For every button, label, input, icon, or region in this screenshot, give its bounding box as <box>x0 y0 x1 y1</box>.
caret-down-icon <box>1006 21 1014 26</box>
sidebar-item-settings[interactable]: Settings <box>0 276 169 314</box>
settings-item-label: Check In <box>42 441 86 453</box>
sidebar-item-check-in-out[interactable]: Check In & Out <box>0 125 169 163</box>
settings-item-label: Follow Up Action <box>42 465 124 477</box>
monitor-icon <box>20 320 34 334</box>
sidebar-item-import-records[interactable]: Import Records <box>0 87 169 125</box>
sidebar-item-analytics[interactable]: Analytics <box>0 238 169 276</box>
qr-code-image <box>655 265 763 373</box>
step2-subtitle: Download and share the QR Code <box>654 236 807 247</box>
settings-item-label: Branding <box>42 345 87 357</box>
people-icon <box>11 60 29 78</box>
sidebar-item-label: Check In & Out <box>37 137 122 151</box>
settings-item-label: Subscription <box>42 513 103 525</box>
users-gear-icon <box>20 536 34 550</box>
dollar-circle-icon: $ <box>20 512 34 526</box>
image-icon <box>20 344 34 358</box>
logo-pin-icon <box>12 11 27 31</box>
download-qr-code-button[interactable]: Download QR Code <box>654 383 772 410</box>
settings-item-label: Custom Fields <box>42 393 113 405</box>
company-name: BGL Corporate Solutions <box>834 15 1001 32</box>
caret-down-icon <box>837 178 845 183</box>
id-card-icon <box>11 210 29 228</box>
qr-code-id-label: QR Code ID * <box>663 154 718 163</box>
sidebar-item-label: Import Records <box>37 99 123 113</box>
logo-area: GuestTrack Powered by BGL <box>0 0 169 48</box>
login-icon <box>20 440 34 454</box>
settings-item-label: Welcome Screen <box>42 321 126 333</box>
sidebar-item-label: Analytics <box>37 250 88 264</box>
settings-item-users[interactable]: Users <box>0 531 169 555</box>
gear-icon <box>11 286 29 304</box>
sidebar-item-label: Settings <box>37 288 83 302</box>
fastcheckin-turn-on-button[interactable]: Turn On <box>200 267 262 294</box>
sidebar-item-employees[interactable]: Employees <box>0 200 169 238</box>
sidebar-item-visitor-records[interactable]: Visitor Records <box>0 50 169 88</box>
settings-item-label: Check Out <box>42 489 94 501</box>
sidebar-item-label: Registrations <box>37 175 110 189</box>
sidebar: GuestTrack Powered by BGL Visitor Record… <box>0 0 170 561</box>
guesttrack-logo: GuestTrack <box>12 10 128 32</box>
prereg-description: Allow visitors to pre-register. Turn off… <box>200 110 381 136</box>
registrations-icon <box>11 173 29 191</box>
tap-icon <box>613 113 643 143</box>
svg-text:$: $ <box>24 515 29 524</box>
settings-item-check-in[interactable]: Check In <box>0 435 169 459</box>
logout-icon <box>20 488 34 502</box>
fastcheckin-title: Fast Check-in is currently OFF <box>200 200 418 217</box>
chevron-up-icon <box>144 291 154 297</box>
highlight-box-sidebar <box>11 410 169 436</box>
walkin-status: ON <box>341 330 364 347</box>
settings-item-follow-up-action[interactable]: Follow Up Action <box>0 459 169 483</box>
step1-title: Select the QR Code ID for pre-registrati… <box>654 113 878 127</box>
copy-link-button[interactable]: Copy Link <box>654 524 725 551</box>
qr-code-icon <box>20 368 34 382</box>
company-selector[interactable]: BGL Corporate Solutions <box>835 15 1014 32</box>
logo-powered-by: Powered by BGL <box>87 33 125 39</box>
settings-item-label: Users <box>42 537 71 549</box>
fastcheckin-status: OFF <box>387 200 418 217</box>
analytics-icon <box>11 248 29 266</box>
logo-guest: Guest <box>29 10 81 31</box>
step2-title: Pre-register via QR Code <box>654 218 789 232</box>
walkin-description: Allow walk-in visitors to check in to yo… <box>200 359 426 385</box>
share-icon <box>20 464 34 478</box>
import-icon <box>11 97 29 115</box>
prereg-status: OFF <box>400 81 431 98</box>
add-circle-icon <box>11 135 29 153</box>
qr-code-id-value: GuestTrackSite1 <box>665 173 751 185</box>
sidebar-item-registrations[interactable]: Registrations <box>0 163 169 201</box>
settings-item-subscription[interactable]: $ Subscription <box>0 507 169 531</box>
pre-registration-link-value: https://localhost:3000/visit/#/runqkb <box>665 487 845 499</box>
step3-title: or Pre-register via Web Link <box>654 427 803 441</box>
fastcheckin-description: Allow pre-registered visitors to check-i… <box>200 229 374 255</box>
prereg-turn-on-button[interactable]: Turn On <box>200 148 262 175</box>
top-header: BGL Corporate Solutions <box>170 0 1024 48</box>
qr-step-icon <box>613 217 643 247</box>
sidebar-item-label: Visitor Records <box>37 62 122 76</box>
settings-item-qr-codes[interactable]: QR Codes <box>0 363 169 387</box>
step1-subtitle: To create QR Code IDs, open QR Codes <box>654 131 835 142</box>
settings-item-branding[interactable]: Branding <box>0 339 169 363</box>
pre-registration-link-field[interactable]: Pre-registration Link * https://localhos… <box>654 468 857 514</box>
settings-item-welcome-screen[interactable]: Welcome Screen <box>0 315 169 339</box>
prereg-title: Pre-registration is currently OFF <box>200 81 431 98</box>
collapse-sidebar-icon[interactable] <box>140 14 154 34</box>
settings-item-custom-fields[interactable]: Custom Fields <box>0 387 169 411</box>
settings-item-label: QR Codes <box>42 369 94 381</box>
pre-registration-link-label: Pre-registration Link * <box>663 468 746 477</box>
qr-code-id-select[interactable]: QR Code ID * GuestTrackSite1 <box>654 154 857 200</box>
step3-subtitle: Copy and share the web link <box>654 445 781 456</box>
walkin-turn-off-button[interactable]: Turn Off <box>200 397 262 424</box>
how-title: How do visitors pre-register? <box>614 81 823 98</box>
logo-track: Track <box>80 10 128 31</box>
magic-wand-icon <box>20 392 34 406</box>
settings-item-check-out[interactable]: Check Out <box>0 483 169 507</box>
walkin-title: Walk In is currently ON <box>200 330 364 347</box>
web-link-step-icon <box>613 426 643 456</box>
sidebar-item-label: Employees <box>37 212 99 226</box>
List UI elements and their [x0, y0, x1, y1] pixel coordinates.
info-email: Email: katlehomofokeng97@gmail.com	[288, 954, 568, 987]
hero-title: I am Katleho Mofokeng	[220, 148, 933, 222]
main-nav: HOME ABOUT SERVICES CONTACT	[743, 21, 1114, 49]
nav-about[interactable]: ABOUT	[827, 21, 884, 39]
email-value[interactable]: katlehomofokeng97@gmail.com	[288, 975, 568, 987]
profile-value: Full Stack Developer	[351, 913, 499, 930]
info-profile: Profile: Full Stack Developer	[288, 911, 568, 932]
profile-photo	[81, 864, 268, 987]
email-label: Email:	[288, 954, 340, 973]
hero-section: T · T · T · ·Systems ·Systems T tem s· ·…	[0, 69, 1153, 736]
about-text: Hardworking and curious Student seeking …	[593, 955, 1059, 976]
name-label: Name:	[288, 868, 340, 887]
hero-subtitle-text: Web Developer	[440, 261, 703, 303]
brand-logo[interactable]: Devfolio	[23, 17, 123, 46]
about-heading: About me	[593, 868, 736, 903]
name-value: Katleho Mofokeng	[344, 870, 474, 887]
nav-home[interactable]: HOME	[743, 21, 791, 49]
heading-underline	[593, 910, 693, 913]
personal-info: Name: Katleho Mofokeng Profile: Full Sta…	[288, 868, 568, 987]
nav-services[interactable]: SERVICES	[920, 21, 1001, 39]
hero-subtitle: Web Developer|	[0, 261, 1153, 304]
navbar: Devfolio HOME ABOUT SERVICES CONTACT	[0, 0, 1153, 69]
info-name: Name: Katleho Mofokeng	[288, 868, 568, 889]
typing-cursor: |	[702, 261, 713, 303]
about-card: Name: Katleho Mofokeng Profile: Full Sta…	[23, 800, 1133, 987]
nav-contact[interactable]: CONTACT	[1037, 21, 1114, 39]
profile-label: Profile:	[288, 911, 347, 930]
•••••
### Prompt
Reproduce the data above word for word, beginning with its first line and ending with the line that contains "sidebar-item-check-in-out[interactable]: Check In".

### Result
For every button, label, input, icon, or region in this screenshot, give its bounding box as <box>x0 y0 x1 y1</box>.
caret-down-icon <box>1006 21 1014 26</box>
sidebar-item-settings[interactable]: Settings <box>0 276 169 314</box>
settings-item-label: Check In <box>42 441 86 453</box>
sidebar-item-check-in-out[interactable]: Check In & Out <box>0 125 169 163</box>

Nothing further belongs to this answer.